WHAT IS NEEDED
The entries below contain pictures. Retype everything except those pictures, exactly as given.
* Start SUPPLIED MATERIAL *
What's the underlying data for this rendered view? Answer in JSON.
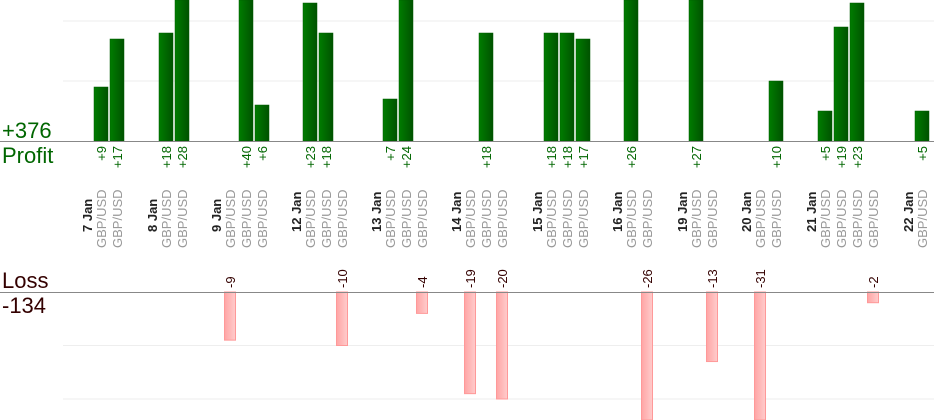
{
  "chart_data": {
    "type": "bar",
    "title": "",
    "profit_total_label": "+376",
    "profit_label": "Profit",
    "loss_label": "Loss",
    "loss_total_label": "-134",
    "colors": {
      "profit": "#006e00",
      "profit_text": "#006600",
      "loss": "#ffb3b3",
      "loss_border": "#ff9999",
      "loss_text": "#330000",
      "axis": "#888888",
      "grid": "#eeeeee"
    },
    "groups": [
      {
        "date": "7 Jan",
        "trades": [
          {
            "symbol": "GBP/USD",
            "value": 9
          },
          {
            "symbol": "GBP/USD",
            "value": 17
          }
        ]
      },
      {
        "date": "8 Jan",
        "trades": [
          {
            "symbol": "GBP/USD",
            "value": 18
          },
          {
            "symbol": "GBP/USD",
            "value": 28
          }
        ]
      },
      {
        "date": "9 Jan",
        "trades": [
          {
            "symbol": "GBP/USD",
            "value": -9
          },
          {
            "symbol": "GBP/USD",
            "value": 40
          },
          {
            "symbol": "GBP/USD",
            "value": 6
          }
        ]
      },
      {
        "date": "12 Jan",
        "trades": [
          {
            "symbol": "GBP/USD",
            "value": 23
          },
          {
            "symbol": "GBP/USD",
            "value": 18
          },
          {
            "symbol": "GBP/USD",
            "value": -10
          }
        ]
      },
      {
        "date": "13 Jan",
        "trades": [
          {
            "symbol": "GBP/USD",
            "value": 7
          },
          {
            "symbol": "GBP/USD",
            "value": 24
          },
          {
            "symbol": "GBP/USD",
            "value": -4
          }
        ]
      },
      {
        "date": "14 Jan",
        "trades": [
          {
            "symbol": "GBP/USD",
            "value": -19
          },
          {
            "symbol": "GBP/USD",
            "value": 18
          },
          {
            "symbol": "GBP/USD",
            "value": -20
          }
        ]
      },
      {
        "date": "15 Jan",
        "trades": [
          {
            "symbol": "GBP/USD",
            "value": 18
          },
          {
            "symbol": "GBP/USD",
            "value": 18
          },
          {
            "symbol": "GBP/USD",
            "value": 17
          }
        ]
      },
      {
        "date": "16 Jan",
        "trades": [
          {
            "symbol": "GBP/USD",
            "value": 26
          },
          {
            "symbol": "GBP/USD",
            "value": -26
          }
        ]
      },
      {
        "date": "19 Jan",
        "trades": [
          {
            "symbol": "GBP/USD",
            "value": 27
          },
          {
            "symbol": "GBP/USD",
            "value": -13
          }
        ]
      },
      {
        "date": "20 Jan",
        "trades": [
          {
            "symbol": "GBP/USD",
            "value": -31
          },
          {
            "symbol": "GBP/USD",
            "value": 10
          }
        ]
      },
      {
        "date": "21 Jan",
        "trades": [
          {
            "symbol": "GBP/USD",
            "value": 5
          },
          {
            "symbol": "GBP/USD",
            "value": 19
          },
          {
            "symbol": "GBP/USD",
            "value": 23
          },
          {
            "symbol": "GBP/USD",
            "value": -2
          }
        ]
      },
      {
        "date": "22 Jan",
        "trades": [
          {
            "symbol": "GBP/USD",
            "value": 5
          }
        ]
      }
    ],
    "grid": true,
    "gridline_step": 10
  }
}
* End SUPPLIED MATERIAL *
FINISHED EXERCISE
What's the underlying data for this rendered view? Answer in JSON.
{
  "chart_data": {
    "type": "bar",
    "title": "",
    "profit_total_label": "+376",
    "profit_label": "Profit",
    "loss_label": "Loss",
    "loss_total_label": "-134",
    "colors": {
      "profit": "#006e00",
      "profit_text": "#006600",
      "loss": "#ffb3b3",
      "loss_border": "#ff9999",
      "loss_text": "#330000",
      "axis": "#888888",
      "grid": "#eeeeee"
    },
    "groups": [
      {
        "date": "7 Jan",
        "trades": [
          {
            "symbol": "GBP/USD",
            "value": 9
          },
          {
            "symbol": "GBP/USD",
            "value": 17
          }
        ]
      },
      {
        "date": "8 Jan",
        "trades": [
          {
            "symbol": "GBP/USD",
            "value": 18
          },
          {
            "symbol": "GBP/USD",
            "value": 28
          }
        ]
      },
      {
        "date": "9 Jan",
        "trades": [
          {
            "symbol": "GBP/USD",
            "value": -9
          },
          {
            "symbol": "GBP/USD",
            "value": 40
          },
          {
            "symbol": "GBP/USD",
            "value": 6
          }
        ]
      },
      {
        "date": "12 Jan",
        "trades": [
          {
            "symbol": "GBP/USD",
            "value": 23
          },
          {
            "symbol": "GBP/USD",
            "value": 18
          },
          {
            "symbol": "GBP/USD",
            "value": -10
          }
        ]
      },
      {
        "date": "13 Jan",
        "trades": [
          {
            "symbol": "GBP/USD",
            "value": 7
          },
          {
            "symbol": "GBP/USD",
            "value": 24
          },
          {
            "symbol": "GBP/USD",
            "value": -4
          }
        ]
      },
      {
        "date": "14 Jan",
        "trades": [
          {
            "symbol": "GBP/USD",
            "value": -19
          },
          {
            "symbol": "GBP/USD",
            "value": 18
          },
          {
            "symbol": "GBP/USD",
            "value": -20
          }
        ]
      },
      {
        "date": "15 Jan",
        "trades": [
          {
            "symbol": "GBP/USD",
            "value": 18
          },
          {
            "symbol": "GBP/USD",
            "value": 18
          },
          {
            "symbol": "GBP/USD",
            "value": 17
          }
        ]
      },
      {
        "date": "16 Jan",
        "trades": [
          {
            "symbol": "GBP/USD",
            "value": 26
          },
          {
            "symbol": "GBP/USD",
            "value": -26
          }
        ]
      },
      {
        "date": "19 Jan",
        "trades": [
          {
            "symbol": "GBP/USD",
            "value": 27
          },
          {
            "symbol": "GBP/USD",
            "value": -13
          }
        ]
      },
      {
        "date": "20 Jan",
        "trades": [
          {
            "symbol": "GBP/USD",
            "value": -31
          },
          {
            "symbol": "GBP/USD",
            "value": 10
          }
        ]
      },
      {
        "date": "21 Jan",
        "trades": [
          {
            "symbol": "GBP/USD",
            "value": 5
          },
          {
            "symbol": "GBP/USD",
            "value": 19
          },
          {
            "symbol": "GBP/USD",
            "value": 23
          },
          {
            "symbol": "GBP/USD",
            "value": -2
          }
        ]
      },
      {
        "date": "22 Jan",
        "trades": [
          {
            "symbol": "GBP/USD",
            "value": 5
          }
        ]
      }
    ],
    "grid": true,
    "gridline_step": 10
  }
}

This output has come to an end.